Dataset rows:
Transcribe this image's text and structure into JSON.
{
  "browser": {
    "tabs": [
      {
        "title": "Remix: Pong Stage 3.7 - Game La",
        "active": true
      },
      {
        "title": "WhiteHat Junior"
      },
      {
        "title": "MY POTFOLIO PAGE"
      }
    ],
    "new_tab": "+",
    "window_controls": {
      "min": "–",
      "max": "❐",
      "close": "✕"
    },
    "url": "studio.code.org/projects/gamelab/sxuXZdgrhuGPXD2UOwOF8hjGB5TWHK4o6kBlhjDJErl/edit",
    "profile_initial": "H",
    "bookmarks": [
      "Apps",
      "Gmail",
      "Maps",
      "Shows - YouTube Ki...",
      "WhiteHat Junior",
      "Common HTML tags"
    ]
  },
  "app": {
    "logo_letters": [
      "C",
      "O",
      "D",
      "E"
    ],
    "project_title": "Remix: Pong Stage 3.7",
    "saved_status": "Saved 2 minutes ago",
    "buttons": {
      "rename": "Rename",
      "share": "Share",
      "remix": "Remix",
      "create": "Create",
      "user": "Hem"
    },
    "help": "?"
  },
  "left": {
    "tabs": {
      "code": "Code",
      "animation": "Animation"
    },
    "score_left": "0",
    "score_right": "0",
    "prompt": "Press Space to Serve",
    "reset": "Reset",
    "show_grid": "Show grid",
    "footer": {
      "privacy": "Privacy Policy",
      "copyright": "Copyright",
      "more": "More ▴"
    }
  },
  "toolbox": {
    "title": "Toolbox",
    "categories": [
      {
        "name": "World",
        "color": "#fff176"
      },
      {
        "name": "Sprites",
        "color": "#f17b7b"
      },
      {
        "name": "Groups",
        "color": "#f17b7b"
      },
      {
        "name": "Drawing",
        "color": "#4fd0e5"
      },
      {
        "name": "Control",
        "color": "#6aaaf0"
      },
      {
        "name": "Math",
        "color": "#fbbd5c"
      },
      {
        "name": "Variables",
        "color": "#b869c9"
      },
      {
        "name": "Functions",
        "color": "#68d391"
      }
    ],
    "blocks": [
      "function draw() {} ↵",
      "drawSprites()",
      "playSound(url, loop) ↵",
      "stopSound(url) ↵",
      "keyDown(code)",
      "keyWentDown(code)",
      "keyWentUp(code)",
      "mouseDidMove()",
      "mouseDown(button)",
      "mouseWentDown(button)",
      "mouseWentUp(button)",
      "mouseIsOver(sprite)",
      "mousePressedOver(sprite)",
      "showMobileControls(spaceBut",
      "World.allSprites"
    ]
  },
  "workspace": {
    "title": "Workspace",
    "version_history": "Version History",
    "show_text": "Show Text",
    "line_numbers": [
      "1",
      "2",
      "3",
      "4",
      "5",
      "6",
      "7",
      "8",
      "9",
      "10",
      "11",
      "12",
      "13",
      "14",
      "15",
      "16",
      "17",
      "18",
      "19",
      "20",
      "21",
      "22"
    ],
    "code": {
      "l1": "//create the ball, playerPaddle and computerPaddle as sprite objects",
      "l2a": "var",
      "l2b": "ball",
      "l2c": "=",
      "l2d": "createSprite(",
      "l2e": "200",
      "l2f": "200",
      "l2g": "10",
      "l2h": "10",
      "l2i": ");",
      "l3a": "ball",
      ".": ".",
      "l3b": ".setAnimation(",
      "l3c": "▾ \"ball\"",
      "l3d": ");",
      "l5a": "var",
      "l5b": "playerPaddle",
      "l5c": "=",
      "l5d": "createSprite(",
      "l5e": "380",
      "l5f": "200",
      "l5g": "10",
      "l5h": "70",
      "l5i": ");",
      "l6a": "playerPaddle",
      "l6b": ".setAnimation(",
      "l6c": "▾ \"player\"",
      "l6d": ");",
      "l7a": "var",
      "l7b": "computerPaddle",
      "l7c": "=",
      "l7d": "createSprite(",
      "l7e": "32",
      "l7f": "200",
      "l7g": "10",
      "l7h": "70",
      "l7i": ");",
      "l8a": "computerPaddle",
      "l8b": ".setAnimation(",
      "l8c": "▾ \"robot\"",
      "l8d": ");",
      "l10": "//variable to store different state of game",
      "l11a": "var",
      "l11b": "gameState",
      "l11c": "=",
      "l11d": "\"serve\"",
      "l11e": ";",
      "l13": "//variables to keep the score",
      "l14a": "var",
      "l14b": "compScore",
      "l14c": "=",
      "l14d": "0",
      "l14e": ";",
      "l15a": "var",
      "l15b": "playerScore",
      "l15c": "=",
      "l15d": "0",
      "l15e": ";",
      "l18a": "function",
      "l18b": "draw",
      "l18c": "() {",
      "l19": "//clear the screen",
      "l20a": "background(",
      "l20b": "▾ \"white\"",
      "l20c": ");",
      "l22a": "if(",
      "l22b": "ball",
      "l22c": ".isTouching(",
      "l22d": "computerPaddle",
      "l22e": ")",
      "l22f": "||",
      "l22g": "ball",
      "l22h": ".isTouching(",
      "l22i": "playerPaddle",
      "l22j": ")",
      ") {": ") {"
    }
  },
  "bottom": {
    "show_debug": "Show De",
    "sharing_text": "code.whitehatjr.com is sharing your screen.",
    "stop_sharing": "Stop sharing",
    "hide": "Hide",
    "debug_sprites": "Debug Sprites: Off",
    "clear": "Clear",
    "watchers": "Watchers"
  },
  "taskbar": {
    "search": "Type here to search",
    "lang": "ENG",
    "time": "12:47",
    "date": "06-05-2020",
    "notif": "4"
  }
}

> [YOUR TASK] Quote all the records exactly, please, leaving none out.

> [IN RESPONSE]
Transcribe this image's text and structure into JSON.
{
  "browser": {
    "tabs": [
      {
        "title": "Remix: Pong Stage 3.7 - Game La",
        "active": true
      },
      {
        "title": "WhiteHat Junior"
      },
      {
        "title": "MY POTFOLIO PAGE"
      }
    ],
    "new_tab": "+",
    "window_controls": {
      "min": "–",
      "max": "❐",
      "close": "✕"
    },
    "url": "studio.code.org/projects/gamelab/sxuXZdgrhuGPXD2UOwOF8hjGB5TWHK4o6kBlhjDJErl/edit",
    "profile_initial": "H",
    "bookmarks": [
      "Apps",
      "Gmail",
      "Maps",
      "Shows - YouTube Ki...",
      "WhiteHat Junior",
      "Common HTML tags"
    ]
  },
  "app": {
    "logo_letters": [
      "C",
      "O",
      "D",
      "E"
    ],
    "project_title": "Remix: Pong Stage 3.7",
    "saved_status": "Saved 2 minutes ago",
    "buttons": {
      "rename": "Rename",
      "share": "Share",
      "remix": "Remix",
      "create": "Create",
      "user": "Hem"
    },
    "help": "?"
  },
  "left": {
    "tabs": {
      "code": "Code",
      "animation": "Animation"
    },
    "score_left": "0",
    "score_right": "0",
    "prompt": "Press Space to Serve",
    "reset": "Reset",
    "show_grid": "Show grid",
    "footer": {
      "privacy": "Privacy Policy",
      "copyright": "Copyright",
      "more": "More ▴"
    }
  },
  "toolbox": {
    "title": "Toolbox",
    "categories": [
      {
        "name": "World",
        "color": "#fff176"
      },
      {
        "name": "Sprites",
        "color": "#f17b7b"
      },
      {
        "name": "Groups",
        "color": "#f17b7b"
      },
      {
        "name": "Drawing",
        "color": "#4fd0e5"
      },
      {
        "name": "Control",
        "color": "#6aaaf0"
      },
      {
        "name": "Math",
        "color": "#fbbd5c"
      },
      {
        "name": "Variables",
        "color": "#b869c9"
      },
      {
        "name": "Functions",
        "color": "#68d391"
      }
    ],
    "blocks": [
      "function draw() {} ↵",
      "drawSprites()",
      "playSound(url, loop) ↵",
      "stopSound(url) ↵",
      "keyDown(code)",
      "keyWentDown(code)",
      "keyWentUp(code)",
      "mouseDidMove()",
      "mouseDown(button)",
      "mouseWentDown(button)",
      "mouseWentUp(button)",
      "mouseIsOver(sprite)",
      "mousePressedOver(sprite)",
      "showMobileControls(spaceBut",
      "World.allSprites"
    ]
  },
  "workspace": {
    "title": "Workspace",
    "version_history": "Version History",
    "show_text": "Show Text",
    "line_numbers": [
      "1",
      "2",
      "3",
      "4",
      "5",
      "6",
      "7",
      "8",
      "9",
      "10",
      "11",
      "12",
      "13",
      "14",
      "15",
      "16",
      "17",
      "18",
      "19",
      "20",
      "21",
      "22"
    ],
    "code": {
      "l1": "//create the ball, playerPaddle and computerPaddle as sprite objects",
      "l2a": "var",
      "l2b": "ball",
      "l2c": "=",
      "l2d": "createSprite(",
      "l2e": "200",
      "l2f": "200",
      "l2g": "10",
      "l2h": "10",
      "l2i": ");",
      "l3a": "ball",
      ".": ".",
      "l3b": ".setAnimation(",
      "l3c": "▾ \"ball\"",
      "l3d": ");",
      "l5a": "var",
      "l5b": "playerPaddle",
      "l5c": "=",
      "l5d": "createSprite(",
      "l5e": "380",
      "l5f": "200",
      "l5g": "10",
      "l5h": "70",
      "l5i": ");",
      "l6a": "playerPaddle",
      "l6b": ".setAnimation(",
      "l6c": "▾ \"player\"",
      "l6d": ");",
      "l7a": "var",
      "l7b": "computerPaddle",
      "l7c": "=",
      "l7d": "createSprite(",
      "l7e": "32",
      "l7f": "200",
      "l7g": "10",
      "l7h": "70",
      "l7i": ");",
      "l8a": "computerPaddle",
      "l8b": ".setAnimation(",
      "l8c": "▾ \"robot\"",
      "l8d": ");",
      "l10": "//variable to store different state of game",
      "l11a": "var",
      "l11b": "gameState",
      "l11c": "=",
      "l11d": "\"serve\"",
      "l11e": ";",
      "l13": "//variables to keep the score",
      "l14a": "var",
      "l14b": "compScore",
      "l14c": "=",
      "l14d": "0",
      "l14e": ";",
      "l15a": "var",
      "l15b": "playerScore",
      "l15c": "=",
      "l15d": "0",
      "l15e": ";",
      "l18a": "function",
      "l18b": "draw",
      "l18c": "() {",
      "l19": "//clear the screen",
      "l20a": "background(",
      "l20b": "▾ \"white\"",
      "l20c": ");",
      "l22a": "if(",
      "l22b": "ball",
      "l22c": ".isTouching(",
      "l22d": "computerPaddle",
      "l22e": ")",
      "l22f": "||",
      "l22g": "ball",
      "l22h": ".isTouching(",
      "l22i": "playerPaddle",
      "l22j": ")",
      ") {": ") {"
    }
  },
  "bottom": {
    "show_debug": "Show De",
    "sharing_text": "code.whitehatjr.com is sharing your screen.",
    "stop_sharing": "Stop sharing",
    "hide": "Hide",
    "debug_sprites": "Debug Sprites: Off",
    "clear": "Clear",
    "watchers": "Watchers"
  },
  "taskbar": {
    "search": "Type here to search",
    "lang": "ENG",
    "time": "12:47",
    "date": "06-05-2020",
    "notif": "4"
  }
}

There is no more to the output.